Exercise description: Restate each entry word for word. Keep every detail intact.

Given data:
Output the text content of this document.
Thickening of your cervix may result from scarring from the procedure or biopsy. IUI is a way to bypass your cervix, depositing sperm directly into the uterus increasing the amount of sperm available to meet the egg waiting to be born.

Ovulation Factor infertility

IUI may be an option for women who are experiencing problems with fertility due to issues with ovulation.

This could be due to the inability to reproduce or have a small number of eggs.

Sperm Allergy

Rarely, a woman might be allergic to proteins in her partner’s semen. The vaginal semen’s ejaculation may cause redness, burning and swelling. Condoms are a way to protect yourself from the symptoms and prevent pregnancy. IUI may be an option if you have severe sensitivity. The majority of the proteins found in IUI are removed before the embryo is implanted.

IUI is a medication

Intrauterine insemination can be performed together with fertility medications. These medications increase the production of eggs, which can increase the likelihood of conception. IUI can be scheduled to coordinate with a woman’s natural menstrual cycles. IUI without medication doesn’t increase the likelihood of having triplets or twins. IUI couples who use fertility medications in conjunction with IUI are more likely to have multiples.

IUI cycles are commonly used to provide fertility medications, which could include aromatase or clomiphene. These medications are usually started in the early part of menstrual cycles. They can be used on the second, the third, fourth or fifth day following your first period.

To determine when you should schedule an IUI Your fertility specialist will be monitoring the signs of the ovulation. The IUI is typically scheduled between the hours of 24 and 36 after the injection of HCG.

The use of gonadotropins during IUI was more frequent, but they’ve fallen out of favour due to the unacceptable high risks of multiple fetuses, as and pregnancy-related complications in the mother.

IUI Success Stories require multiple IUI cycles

Exercise output:
Output the text content of this document.
Thickening of your cervix may result from scarring from the procedure or biopsy. IUI is a way to bypass your cervix, depositing sperm directly into the uterus increasing the amount of sperm available to meet the egg waiting to be born.

Ovulation Factor infertility

IUI may be an option for women who are experiencing problems with fertility due to issues with ovulation.

This could be due to the inability to reproduce or have a small number of eggs.

Sperm Allergy

Rarely, a woman might be allergic to proteins in her partner’s semen. The vaginal semen’s ejaculation may cause redness, burning and swelling. Condoms are a way to protect yourself from the symptoms and prevent pregnancy. IUI may be an option if you have severe sensitivity. The majority of the proteins found in IUI are removed before the embryo is implanted.

IUI is a medication

Intrauterine insemination can be performed together with fertility medications. These medications increase the production of eggs, which can increase the likelihood of conception. IUI can be scheduled to coordinate with a woman’s natural menstrual cycles. IUI without medication doesn’t increase the likelihood of having triplets or twins. IUI couples who use fertility medications in conjunction with IUI are more likely to have multiples.

IUI cycles are commonly used to provide fertility medications, which could include aromatase or clomiphene. These medications are usually started in the early part of menstrual cycles. They can be used on the second, the third, fourth or fifth day following your first period.

To determine when you should schedule an IUI Your fertility specialist will be monitoring the signs of the ovulation. The IUI is typically scheduled between the hours of 24 and 36 after the injection of HCG.

The use of gonadotropins during IUI was more frequent, but they’ve fallen out of favour due to the unacceptable high risks of multiple fetuses, as and pregnancy-related complications in the mother.

IUI Success Stories require multiple IUI cycles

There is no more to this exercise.